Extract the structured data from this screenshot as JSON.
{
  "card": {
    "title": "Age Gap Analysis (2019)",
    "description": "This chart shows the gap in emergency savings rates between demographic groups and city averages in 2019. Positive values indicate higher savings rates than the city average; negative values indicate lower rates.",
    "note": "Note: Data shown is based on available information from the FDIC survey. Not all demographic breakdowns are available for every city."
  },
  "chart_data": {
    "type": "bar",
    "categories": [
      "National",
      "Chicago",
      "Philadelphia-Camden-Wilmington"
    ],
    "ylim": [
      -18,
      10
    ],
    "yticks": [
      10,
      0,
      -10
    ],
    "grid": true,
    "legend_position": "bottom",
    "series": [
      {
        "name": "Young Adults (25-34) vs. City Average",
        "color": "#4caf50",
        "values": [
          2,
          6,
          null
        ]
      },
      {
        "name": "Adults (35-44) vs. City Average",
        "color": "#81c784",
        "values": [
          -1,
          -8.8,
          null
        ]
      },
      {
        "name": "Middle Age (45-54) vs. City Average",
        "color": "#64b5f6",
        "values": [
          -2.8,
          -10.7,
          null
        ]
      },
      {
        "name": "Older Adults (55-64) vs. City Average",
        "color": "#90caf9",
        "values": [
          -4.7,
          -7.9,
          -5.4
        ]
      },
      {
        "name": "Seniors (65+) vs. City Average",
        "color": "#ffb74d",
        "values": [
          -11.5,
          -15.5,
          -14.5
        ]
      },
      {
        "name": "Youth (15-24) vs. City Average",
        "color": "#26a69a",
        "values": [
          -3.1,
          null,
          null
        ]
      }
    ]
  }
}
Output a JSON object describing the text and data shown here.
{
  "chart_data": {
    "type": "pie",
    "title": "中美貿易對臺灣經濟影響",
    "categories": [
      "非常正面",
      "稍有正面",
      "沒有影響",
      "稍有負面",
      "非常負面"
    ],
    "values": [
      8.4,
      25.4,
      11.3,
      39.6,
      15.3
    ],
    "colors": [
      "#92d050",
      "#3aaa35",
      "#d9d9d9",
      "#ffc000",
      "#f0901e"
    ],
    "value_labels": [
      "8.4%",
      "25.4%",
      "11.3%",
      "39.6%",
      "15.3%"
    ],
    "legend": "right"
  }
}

──────────

Task requirements: Only a number is wanted: how many lines of the data above contain "name"?

Task result: 6